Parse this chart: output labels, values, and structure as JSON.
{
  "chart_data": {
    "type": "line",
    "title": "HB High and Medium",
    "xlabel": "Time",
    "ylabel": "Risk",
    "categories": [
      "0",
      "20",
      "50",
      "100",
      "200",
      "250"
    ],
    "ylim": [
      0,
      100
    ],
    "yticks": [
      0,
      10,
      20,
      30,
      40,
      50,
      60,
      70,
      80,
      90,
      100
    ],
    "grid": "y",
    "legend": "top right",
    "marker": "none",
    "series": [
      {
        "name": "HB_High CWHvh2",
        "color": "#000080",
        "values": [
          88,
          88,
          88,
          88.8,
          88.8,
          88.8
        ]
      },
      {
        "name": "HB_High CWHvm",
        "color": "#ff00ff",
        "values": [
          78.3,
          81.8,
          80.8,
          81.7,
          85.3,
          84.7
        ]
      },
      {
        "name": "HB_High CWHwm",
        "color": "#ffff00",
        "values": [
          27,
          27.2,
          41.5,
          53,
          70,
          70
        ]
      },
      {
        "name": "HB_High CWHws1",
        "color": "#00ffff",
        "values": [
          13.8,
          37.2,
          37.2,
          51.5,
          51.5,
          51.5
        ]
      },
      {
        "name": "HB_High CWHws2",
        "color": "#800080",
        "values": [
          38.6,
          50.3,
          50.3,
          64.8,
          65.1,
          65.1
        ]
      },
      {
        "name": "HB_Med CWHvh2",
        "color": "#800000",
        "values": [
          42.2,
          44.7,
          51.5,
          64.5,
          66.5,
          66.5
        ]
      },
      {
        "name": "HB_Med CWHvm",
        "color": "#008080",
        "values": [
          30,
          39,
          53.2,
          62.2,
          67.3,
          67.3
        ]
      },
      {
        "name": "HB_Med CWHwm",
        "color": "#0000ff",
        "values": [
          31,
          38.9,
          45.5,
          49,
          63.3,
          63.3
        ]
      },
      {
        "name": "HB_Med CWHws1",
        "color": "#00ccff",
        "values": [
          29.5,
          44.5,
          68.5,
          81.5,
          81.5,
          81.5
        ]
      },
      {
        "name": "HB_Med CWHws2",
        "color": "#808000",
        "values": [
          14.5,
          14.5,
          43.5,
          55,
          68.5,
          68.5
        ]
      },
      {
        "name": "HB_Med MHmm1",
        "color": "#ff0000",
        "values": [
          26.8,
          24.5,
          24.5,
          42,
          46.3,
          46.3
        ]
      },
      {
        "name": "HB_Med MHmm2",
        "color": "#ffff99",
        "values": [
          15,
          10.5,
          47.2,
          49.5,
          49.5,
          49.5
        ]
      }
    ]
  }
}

************

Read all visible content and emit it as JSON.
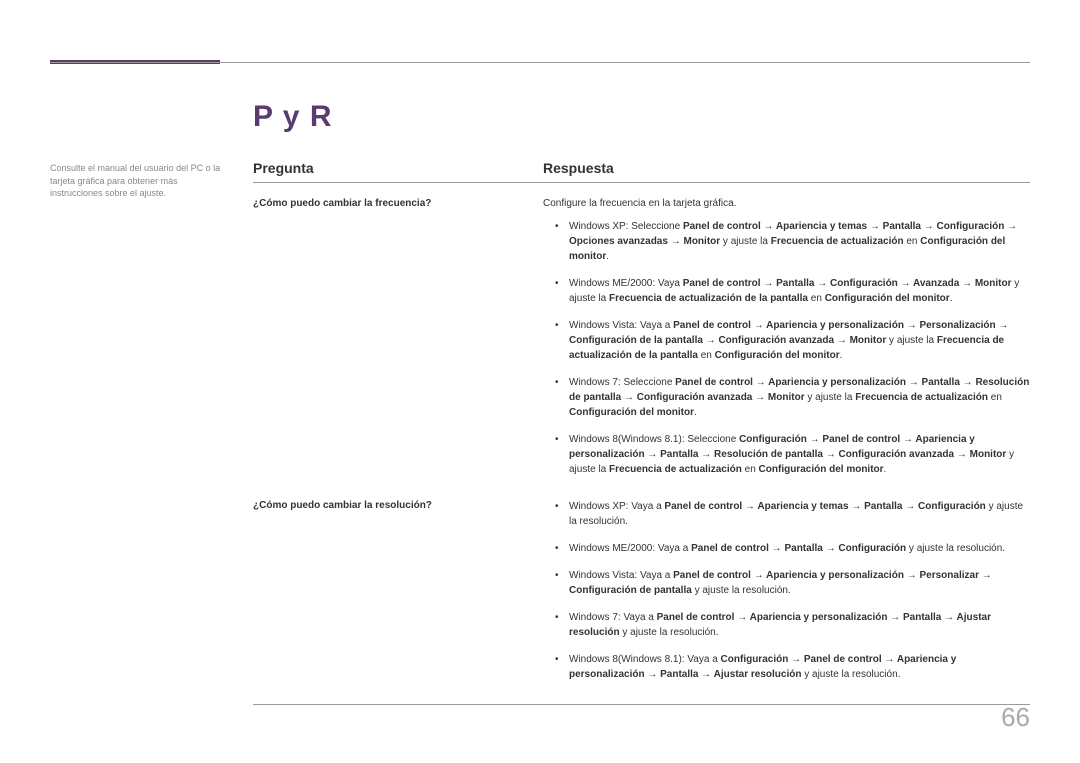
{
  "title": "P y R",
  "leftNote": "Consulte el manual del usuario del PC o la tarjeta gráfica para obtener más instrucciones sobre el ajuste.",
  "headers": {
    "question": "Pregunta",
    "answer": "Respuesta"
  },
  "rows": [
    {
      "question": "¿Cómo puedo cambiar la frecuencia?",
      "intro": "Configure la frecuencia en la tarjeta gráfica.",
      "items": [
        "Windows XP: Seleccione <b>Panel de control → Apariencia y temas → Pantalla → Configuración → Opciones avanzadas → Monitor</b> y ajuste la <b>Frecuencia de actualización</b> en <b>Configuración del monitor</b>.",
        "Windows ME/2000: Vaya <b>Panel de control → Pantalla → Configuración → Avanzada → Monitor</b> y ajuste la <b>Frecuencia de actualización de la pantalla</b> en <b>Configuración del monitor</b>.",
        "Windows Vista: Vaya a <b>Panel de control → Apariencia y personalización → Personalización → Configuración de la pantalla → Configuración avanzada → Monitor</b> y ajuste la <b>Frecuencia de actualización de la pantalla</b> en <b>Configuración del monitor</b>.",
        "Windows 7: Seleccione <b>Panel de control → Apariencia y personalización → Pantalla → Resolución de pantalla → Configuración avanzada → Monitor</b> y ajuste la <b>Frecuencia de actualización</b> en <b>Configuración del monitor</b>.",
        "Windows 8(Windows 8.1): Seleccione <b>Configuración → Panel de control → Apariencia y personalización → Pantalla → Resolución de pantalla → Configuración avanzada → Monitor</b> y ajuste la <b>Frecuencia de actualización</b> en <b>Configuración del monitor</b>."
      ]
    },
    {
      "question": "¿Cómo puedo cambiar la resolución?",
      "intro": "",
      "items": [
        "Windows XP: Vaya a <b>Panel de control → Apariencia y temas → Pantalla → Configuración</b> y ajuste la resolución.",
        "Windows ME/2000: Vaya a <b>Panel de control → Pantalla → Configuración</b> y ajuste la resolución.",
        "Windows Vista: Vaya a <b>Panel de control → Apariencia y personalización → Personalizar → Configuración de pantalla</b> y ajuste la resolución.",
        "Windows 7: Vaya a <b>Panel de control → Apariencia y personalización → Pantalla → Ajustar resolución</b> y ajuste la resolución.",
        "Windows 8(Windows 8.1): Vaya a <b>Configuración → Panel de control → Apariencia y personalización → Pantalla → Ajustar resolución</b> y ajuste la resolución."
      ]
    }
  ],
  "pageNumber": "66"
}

************

» WORK TO BE COMPLETED: Gather all lines from the records above in which "intro" appears.

» EXPECTED OUTPUT:
      "intro": "Configure la frecuencia en la tarjeta gráfica.",
      "intro": "",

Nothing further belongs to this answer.